[Extracted data entries]
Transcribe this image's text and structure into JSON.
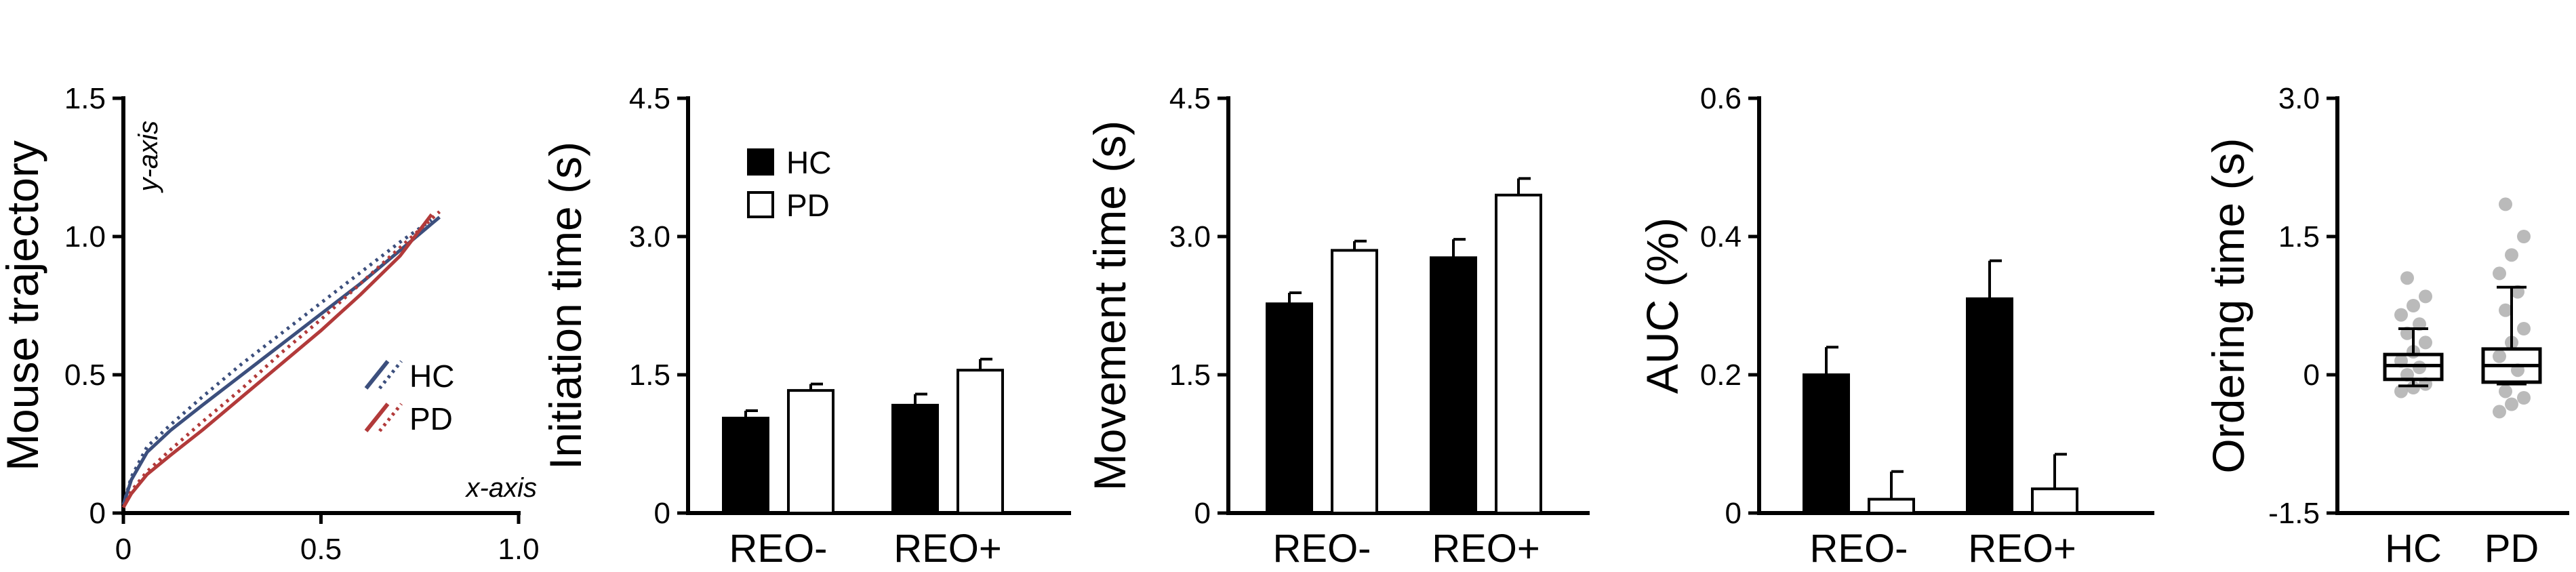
{
  "chart_data": [
    {
      "type": "line",
      "ylabel": "Mouse trajectory",
      "x_axis_note": "x-axis",
      "y_axis_note": "y-axis",
      "xlim": [
        0,
        1.0
      ],
      "ylim": [
        0,
        1.5
      ],
      "xticks": [
        "0",
        "0.5",
        "1.0"
      ],
      "yticks": [
        "0",
        "0.5",
        "1.0",
        "1.5"
      ],
      "legend": [
        "HC",
        "PD"
      ],
      "series": [
        {
          "name": "HC",
          "color": "#3c4f7d",
          "style": "solid",
          "x": [
            0,
            0.02,
            0.06,
            0.12,
            0.2,
            0.3,
            0.4,
            0.5,
            0.6,
            0.7,
            0.8
          ],
          "y": [
            0.03,
            0.12,
            0.22,
            0.3,
            0.39,
            0.5,
            0.61,
            0.72,
            0.83,
            0.95,
            1.07
          ]
        },
        {
          "name": "HC",
          "color": "#3c4f7d",
          "style": "dotted",
          "x": [
            0,
            0.02,
            0.06,
            0.12,
            0.2,
            0.3,
            0.4,
            0.5,
            0.6,
            0.7,
            0.78
          ],
          "y": [
            0.03,
            0.13,
            0.24,
            0.32,
            0.42,
            0.54,
            0.65,
            0.76,
            0.87,
            0.98,
            1.06
          ]
        },
        {
          "name": "PD",
          "color": "#b23a3a",
          "style": "solid",
          "x": [
            0,
            0.02,
            0.06,
            0.12,
            0.2,
            0.3,
            0.4,
            0.5,
            0.6,
            0.7,
            0.78
          ],
          "y": [
            0.02,
            0.07,
            0.14,
            0.21,
            0.3,
            0.42,
            0.54,
            0.66,
            0.79,
            0.93,
            1.08
          ]
        },
        {
          "name": "PD",
          "color": "#b23a3a",
          "style": "dotted",
          "x": [
            0,
            0.02,
            0.06,
            0.12,
            0.2,
            0.3,
            0.4,
            0.5,
            0.6,
            0.7,
            0.8
          ],
          "y": [
            0.02,
            0.08,
            0.15,
            0.23,
            0.33,
            0.45,
            0.58,
            0.7,
            0.83,
            0.96,
            1.09
          ]
        }
      ]
    },
    {
      "type": "bar",
      "ylabel": "Initiation time (s)",
      "ylim": [
        0,
        4.5
      ],
      "yticks": [
        "0",
        "1.5",
        "3.0",
        "4.5"
      ],
      "categories": [
        "REO-",
        "REO+"
      ],
      "legend": [
        "HC",
        "PD"
      ],
      "series": [
        {
          "name": "HC",
          "fill": "#000000",
          "values": [
            1.03,
            1.17
          ],
          "errors": [
            0.08,
            0.12
          ]
        },
        {
          "name": "PD",
          "fill": "#ffffff",
          "values": [
            1.33,
            1.55
          ],
          "errors": [
            0.07,
            0.12
          ]
        }
      ]
    },
    {
      "type": "bar",
      "ylabel": "Movement time (s)",
      "ylim": [
        0,
        4.5
      ],
      "yticks": [
        "0",
        "1.5",
        "3.0",
        "4.5"
      ],
      "categories": [
        "REO-",
        "REO+"
      ],
      "series": [
        {
          "name": "HC",
          "fill": "#000000",
          "values": [
            2.27,
            2.77
          ],
          "errors": [
            0.12,
            0.2
          ]
        },
        {
          "name": "PD",
          "fill": "#ffffff",
          "values": [
            2.85,
            3.45
          ],
          "errors": [
            0.1,
            0.18
          ]
        }
      ]
    },
    {
      "type": "bar",
      "ylabel": "AUC (%)",
      "ylim": [
        0,
        0.6
      ],
      "yticks": [
        "0",
        "0.2",
        "0.4",
        "0.6"
      ],
      "categories": [
        "REO-",
        "REO+"
      ],
      "series": [
        {
          "name": "HC",
          "fill": "#000000",
          "values": [
            0.2,
            0.31
          ],
          "errors": [
            0.04,
            0.055
          ]
        },
        {
          "name": "PD",
          "fill": "#ffffff",
          "values": [
            0.02,
            0.035
          ],
          "errors": [
            0.04,
            0.05
          ]
        }
      ]
    },
    {
      "type": "box",
      "ylabel": "Ordering time (s)",
      "ylim": [
        -1.5,
        3.0
      ],
      "yticks": [
        "-1.5",
        "0",
        "1.5",
        "3.0"
      ],
      "categories": [
        "HC",
        "PD"
      ],
      "boxes": [
        {
          "name": "HC",
          "min": -0.12,
          "q1": -0.05,
          "median": 0.1,
          "q3": 0.22,
          "max": 0.5,
          "points": [
            -0.18,
            -0.14,
            -0.1,
            0.0,
            0.08,
            0.15,
            0.25,
            0.35,
            0.45,
            0.55,
            0.65,
            0.75,
            0.85,
            1.05
          ]
        },
        {
          "name": "PD",
          "min": -0.1,
          "q1": -0.08,
          "median": 0.1,
          "q3": 0.28,
          "max": 0.95,
          "points": [
            -0.4,
            -0.32,
            -0.25,
            -0.18,
            0.05,
            0.2,
            0.35,
            0.5,
            0.7,
            0.9,
            1.1,
            1.3,
            1.5,
            1.85
          ]
        }
      ],
      "point_color": "#b3b3b3"
    }
  ]
}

**Exercise requirements:** Repeat all of the data above word for word, minus the pictures.

**Task result:**
Transcribe this image's text and structure into JSON.
{
  "chart_data": [
    {
      "type": "line",
      "ylabel": "Mouse trajectory",
      "x_axis_note": "x-axis",
      "y_axis_note": "y-axis",
      "xlim": [
        0,
        1.0
      ],
      "ylim": [
        0,
        1.5
      ],
      "xticks": [
        "0",
        "0.5",
        "1.0"
      ],
      "yticks": [
        "0",
        "0.5",
        "1.0",
        "1.5"
      ],
      "legend": [
        "HC",
        "PD"
      ],
      "series": [
        {
          "name": "HC",
          "color": "#3c4f7d",
          "style": "solid",
          "x": [
            0,
            0.02,
            0.06,
            0.12,
            0.2,
            0.3,
            0.4,
            0.5,
            0.6,
            0.7,
            0.8
          ],
          "y": [
            0.03,
            0.12,
            0.22,
            0.3,
            0.39,
            0.5,
            0.61,
            0.72,
            0.83,
            0.95,
            1.07
          ]
        },
        {
          "name": "HC",
          "color": "#3c4f7d",
          "style": "dotted",
          "x": [
            0,
            0.02,
            0.06,
            0.12,
            0.2,
            0.3,
            0.4,
            0.5,
            0.6,
            0.7,
            0.78
          ],
          "y": [
            0.03,
            0.13,
            0.24,
            0.32,
            0.42,
            0.54,
            0.65,
            0.76,
            0.87,
            0.98,
            1.06
          ]
        },
        {
          "name": "PD",
          "color": "#b23a3a",
          "style": "solid",
          "x": [
            0,
            0.02,
            0.06,
            0.12,
            0.2,
            0.3,
            0.4,
            0.5,
            0.6,
            0.7,
            0.78
          ],
          "y": [
            0.02,
            0.07,
            0.14,
            0.21,
            0.3,
            0.42,
            0.54,
            0.66,
            0.79,
            0.93,
            1.08
          ]
        },
        {
          "name": "PD",
          "color": "#b23a3a",
          "style": "dotted",
          "x": [
            0,
            0.02,
            0.06,
            0.12,
            0.2,
            0.3,
            0.4,
            0.5,
            0.6,
            0.7,
            0.8
          ],
          "y": [
            0.02,
            0.08,
            0.15,
            0.23,
            0.33,
            0.45,
            0.58,
            0.7,
            0.83,
            0.96,
            1.09
          ]
        }
      ]
    },
    {
      "type": "bar",
      "ylabel": "Initiation time (s)",
      "ylim": [
        0,
        4.5
      ],
      "yticks": [
        "0",
        "1.5",
        "3.0",
        "4.5"
      ],
      "categories": [
        "REO-",
        "REO+"
      ],
      "legend": [
        "HC",
        "PD"
      ],
      "series": [
        {
          "name": "HC",
          "fill": "#000000",
          "values": [
            1.03,
            1.17
          ],
          "errors": [
            0.08,
            0.12
          ]
        },
        {
          "name": "PD",
          "fill": "#ffffff",
          "values": [
            1.33,
            1.55
          ],
          "errors": [
            0.07,
            0.12
          ]
        }
      ]
    },
    {
      "type": "bar",
      "ylabel": "Movement time (s)",
      "ylim": [
        0,
        4.5
      ],
      "yticks": [
        "0",
        "1.5",
        "3.0",
        "4.5"
      ],
      "categories": [
        "REO-",
        "REO+"
      ],
      "series": [
        {
          "name": "HC",
          "fill": "#000000",
          "values": [
            2.27,
            2.77
          ],
          "errors": [
            0.12,
            0.2
          ]
        },
        {
          "name": "PD",
          "fill": "#ffffff",
          "values": [
            2.85,
            3.45
          ],
          "errors": [
            0.1,
            0.18
          ]
        }
      ]
    },
    {
      "type": "bar",
      "ylabel": "AUC (%)",
      "ylim": [
        0,
        0.6
      ],
      "yticks": [
        "0",
        "0.2",
        "0.4",
        "0.6"
      ],
      "categories": [
        "REO-",
        "REO+"
      ],
      "series": [
        {
          "name": "HC",
          "fill": "#000000",
          "values": [
            0.2,
            0.31
          ],
          "errors": [
            0.04,
            0.055
          ]
        },
        {
          "name": "PD",
          "fill": "#ffffff",
          "values": [
            0.02,
            0.035
          ],
          "errors": [
            0.04,
            0.05
          ]
        }
      ]
    },
    {
      "type": "box",
      "ylabel": "Ordering time (s)",
      "ylim": [
        -1.5,
        3.0
      ],
      "yticks": [
        "-1.5",
        "0",
        "1.5",
        "3.0"
      ],
      "categories": [
        "HC",
        "PD"
      ],
      "boxes": [
        {
          "name": "HC",
          "min": -0.12,
          "q1": -0.05,
          "median": 0.1,
          "q3": 0.22,
          "max": 0.5,
          "points": [
            -0.18,
            -0.14,
            -0.1,
            0.0,
            0.08,
            0.15,
            0.25,
            0.35,
            0.45,
            0.55,
            0.65,
            0.75,
            0.85,
            1.05
          ]
        },
        {
          "name": "PD",
          "min": -0.1,
          "q1": -0.08,
          "median": 0.1,
          "q3": 0.28,
          "max": 0.95,
          "points": [
            -0.4,
            -0.32,
            -0.25,
            -0.18,
            0.05,
            0.2,
            0.35,
            0.5,
            0.7,
            0.9,
            1.1,
            1.3,
            1.5,
            1.85
          ]
        }
      ],
      "point_color": "#b3b3b3"
    }
  ]
}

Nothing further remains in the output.